§ Stated problem
Every line below that contains "NOEL" is to be copied.

|---|

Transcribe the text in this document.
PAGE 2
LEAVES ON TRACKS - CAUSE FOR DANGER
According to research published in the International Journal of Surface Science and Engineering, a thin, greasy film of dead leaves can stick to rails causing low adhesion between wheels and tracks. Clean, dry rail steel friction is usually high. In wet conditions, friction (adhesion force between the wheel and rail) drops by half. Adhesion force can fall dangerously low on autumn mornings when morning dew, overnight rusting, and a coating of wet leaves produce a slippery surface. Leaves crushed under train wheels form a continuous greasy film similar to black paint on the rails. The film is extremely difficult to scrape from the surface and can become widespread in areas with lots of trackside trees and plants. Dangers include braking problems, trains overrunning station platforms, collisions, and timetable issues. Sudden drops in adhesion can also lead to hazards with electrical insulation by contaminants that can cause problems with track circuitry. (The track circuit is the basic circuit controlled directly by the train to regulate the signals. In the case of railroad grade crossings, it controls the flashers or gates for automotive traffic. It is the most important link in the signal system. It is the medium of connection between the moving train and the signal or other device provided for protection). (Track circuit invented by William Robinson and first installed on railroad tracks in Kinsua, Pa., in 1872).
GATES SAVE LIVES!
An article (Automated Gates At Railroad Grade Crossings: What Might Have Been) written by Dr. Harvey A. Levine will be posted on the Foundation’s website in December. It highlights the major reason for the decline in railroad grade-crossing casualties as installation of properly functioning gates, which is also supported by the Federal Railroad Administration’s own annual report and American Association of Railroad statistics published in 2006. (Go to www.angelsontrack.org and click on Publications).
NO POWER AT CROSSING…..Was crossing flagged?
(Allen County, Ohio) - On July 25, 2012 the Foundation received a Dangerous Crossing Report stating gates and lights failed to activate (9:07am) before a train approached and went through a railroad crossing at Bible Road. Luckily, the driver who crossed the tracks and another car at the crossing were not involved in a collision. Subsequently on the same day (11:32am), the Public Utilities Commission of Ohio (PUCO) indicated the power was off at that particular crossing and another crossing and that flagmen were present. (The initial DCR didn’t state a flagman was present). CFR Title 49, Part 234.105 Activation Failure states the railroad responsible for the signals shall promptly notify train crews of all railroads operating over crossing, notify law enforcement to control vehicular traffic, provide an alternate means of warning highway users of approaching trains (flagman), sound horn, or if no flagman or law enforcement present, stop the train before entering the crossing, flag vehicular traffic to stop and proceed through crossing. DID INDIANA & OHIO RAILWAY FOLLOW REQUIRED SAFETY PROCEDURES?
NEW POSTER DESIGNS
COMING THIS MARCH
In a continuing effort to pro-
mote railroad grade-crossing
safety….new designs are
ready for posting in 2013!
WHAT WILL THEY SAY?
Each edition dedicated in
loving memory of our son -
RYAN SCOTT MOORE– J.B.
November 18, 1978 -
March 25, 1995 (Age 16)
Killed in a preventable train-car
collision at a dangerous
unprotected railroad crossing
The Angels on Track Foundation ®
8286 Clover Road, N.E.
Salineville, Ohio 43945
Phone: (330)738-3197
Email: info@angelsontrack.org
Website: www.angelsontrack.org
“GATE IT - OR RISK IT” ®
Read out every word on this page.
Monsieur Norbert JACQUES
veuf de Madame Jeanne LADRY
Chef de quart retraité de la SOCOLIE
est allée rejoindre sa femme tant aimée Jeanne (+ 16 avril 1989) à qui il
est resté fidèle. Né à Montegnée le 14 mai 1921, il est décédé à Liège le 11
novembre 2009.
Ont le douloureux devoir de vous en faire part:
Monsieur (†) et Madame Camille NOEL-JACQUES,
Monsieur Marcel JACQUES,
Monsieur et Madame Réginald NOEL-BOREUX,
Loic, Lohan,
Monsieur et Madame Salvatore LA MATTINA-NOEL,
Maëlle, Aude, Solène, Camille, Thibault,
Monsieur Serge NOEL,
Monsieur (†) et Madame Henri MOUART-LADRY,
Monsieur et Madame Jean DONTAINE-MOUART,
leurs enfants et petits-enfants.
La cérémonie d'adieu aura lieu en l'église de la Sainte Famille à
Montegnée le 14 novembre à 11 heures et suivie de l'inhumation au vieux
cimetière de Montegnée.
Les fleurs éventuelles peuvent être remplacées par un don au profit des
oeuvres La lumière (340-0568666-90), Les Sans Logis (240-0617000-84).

|---|

§ Problem solution
Monsieur (†) et Madame Camille NOEL-JACQUES,
Monsieur et Madame Réginald NOEL-BOREUX,
Monsieur et Madame Salvatore LA MATTINA-NOEL,
Monsieur Serge NOEL,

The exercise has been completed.